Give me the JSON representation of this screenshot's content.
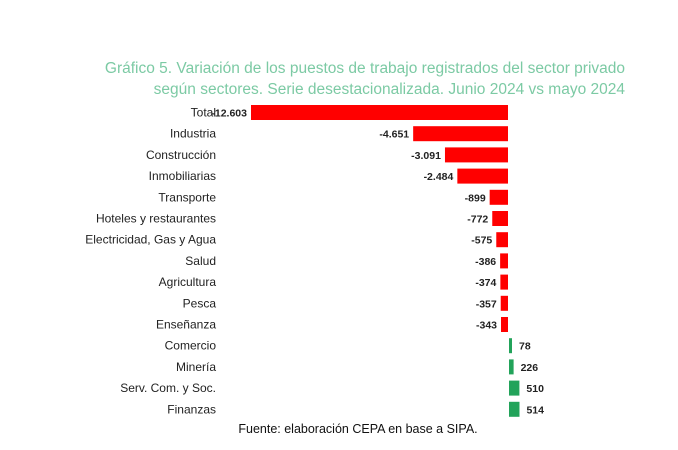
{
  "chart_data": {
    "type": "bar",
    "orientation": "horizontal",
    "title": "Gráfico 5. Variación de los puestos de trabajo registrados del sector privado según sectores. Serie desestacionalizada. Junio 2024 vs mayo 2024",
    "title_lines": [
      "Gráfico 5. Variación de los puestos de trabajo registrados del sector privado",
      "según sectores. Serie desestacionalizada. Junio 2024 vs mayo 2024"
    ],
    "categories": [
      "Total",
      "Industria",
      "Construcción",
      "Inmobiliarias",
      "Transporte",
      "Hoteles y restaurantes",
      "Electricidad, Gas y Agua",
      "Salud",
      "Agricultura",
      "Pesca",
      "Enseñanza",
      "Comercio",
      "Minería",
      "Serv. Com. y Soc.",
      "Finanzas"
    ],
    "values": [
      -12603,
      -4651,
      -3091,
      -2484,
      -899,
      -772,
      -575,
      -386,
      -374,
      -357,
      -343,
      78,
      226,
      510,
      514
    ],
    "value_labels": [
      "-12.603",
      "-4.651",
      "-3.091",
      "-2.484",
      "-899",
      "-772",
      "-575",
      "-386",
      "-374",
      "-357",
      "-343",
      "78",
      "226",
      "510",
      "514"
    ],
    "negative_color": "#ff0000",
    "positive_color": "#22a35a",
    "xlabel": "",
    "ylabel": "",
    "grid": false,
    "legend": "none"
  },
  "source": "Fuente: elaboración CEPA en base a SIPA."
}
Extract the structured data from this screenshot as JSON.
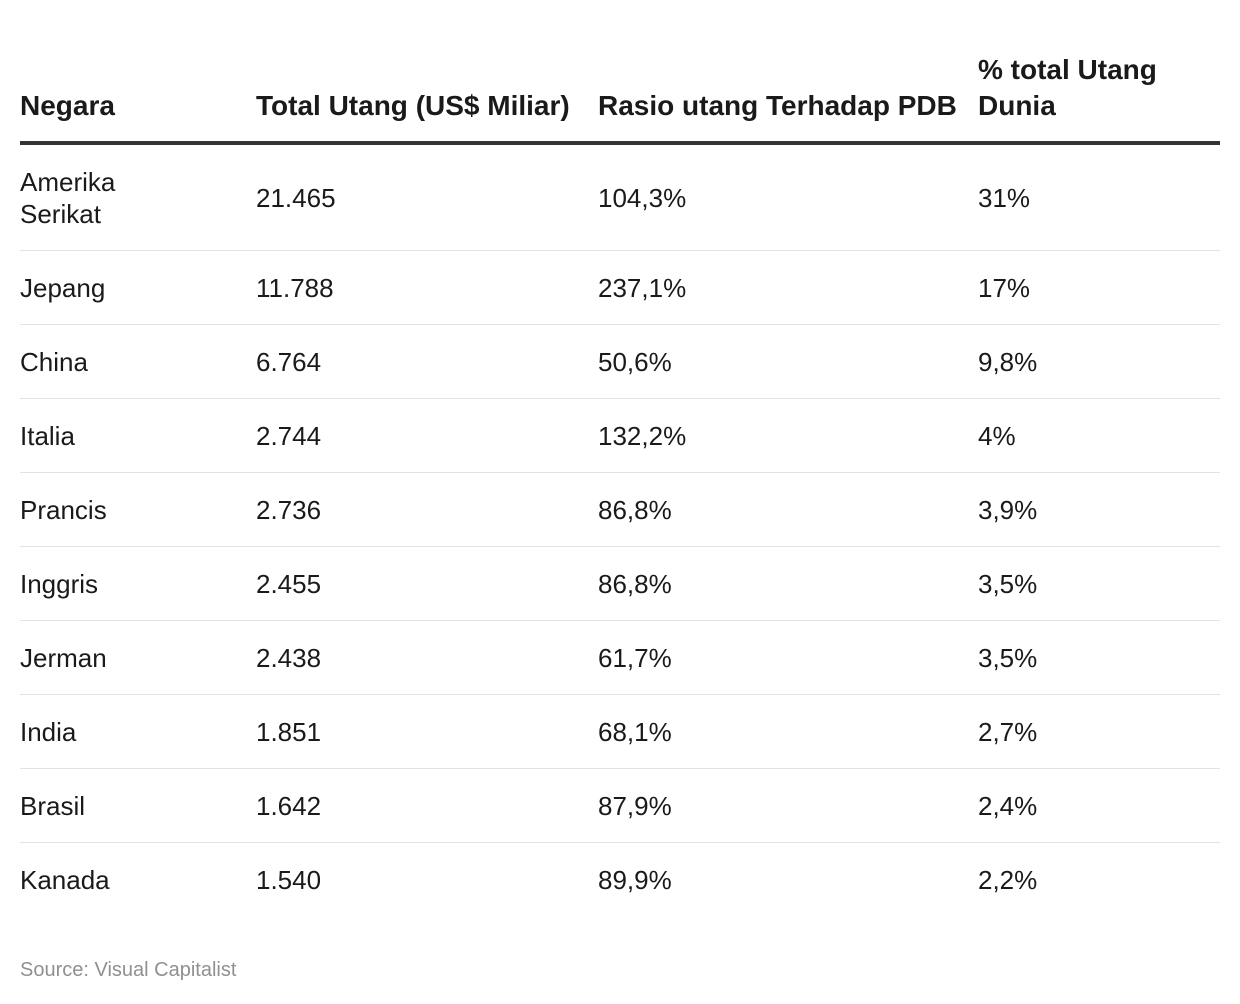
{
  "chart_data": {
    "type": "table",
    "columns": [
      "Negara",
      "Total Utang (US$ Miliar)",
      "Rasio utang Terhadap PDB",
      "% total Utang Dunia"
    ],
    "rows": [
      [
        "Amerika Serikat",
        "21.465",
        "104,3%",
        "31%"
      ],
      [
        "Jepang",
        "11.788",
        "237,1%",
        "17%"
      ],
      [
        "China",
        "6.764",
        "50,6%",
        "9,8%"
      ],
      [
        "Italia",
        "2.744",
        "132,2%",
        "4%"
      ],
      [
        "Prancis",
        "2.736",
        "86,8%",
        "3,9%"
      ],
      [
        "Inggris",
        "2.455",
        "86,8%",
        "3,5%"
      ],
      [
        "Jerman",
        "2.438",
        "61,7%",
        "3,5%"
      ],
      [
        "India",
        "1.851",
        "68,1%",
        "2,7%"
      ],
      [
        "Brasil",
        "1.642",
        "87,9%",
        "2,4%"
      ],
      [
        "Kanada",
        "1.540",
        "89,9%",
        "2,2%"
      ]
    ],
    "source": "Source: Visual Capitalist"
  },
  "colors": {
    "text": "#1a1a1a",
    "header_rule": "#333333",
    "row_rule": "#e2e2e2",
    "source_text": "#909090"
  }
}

------------------------

**Task instructions**
Leave out the pictures, and please output only the lines from the line that contains "Extract the structured" through the end of the data, both ends included.

**Result below**
Extract the structured data from this screenshot as JSON.
{
  "chart_data": {
    "type": "table",
    "columns": [
      "Negara",
      "Total Utang (US$ Miliar)",
      "Rasio utang Terhadap PDB",
      "% total Utang Dunia"
    ],
    "rows": [
      [
        "Amerika Serikat",
        "21.465",
        "104,3%",
        "31%"
      ],
      [
        "Jepang",
        "11.788",
        "237,1%",
        "17%"
      ],
      [
        "China",
        "6.764",
        "50,6%",
        "9,8%"
      ],
      [
        "Italia",
        "2.744",
        "132,2%",
        "4%"
      ],
      [
        "Prancis",
        "2.736",
        "86,8%",
        "3,9%"
      ],
      [
        "Inggris",
        "2.455",
        "86,8%",
        "3,5%"
      ],
      [
        "Jerman",
        "2.438",
        "61,7%",
        "3,5%"
      ],
      [
        "India",
        "1.851",
        "68,1%",
        "2,7%"
      ],
      [
        "Brasil",
        "1.642",
        "87,9%",
        "2,4%"
      ],
      [
        "Kanada",
        "1.540",
        "89,9%",
        "2,2%"
      ]
    ],
    "source": "Source: Visual Capitalist"
  },
  "colors": {
    "text": "#1a1a1a",
    "header_rule": "#333333",
    "row_rule": "#e2e2e2",
    "source_text": "#909090"
  }
}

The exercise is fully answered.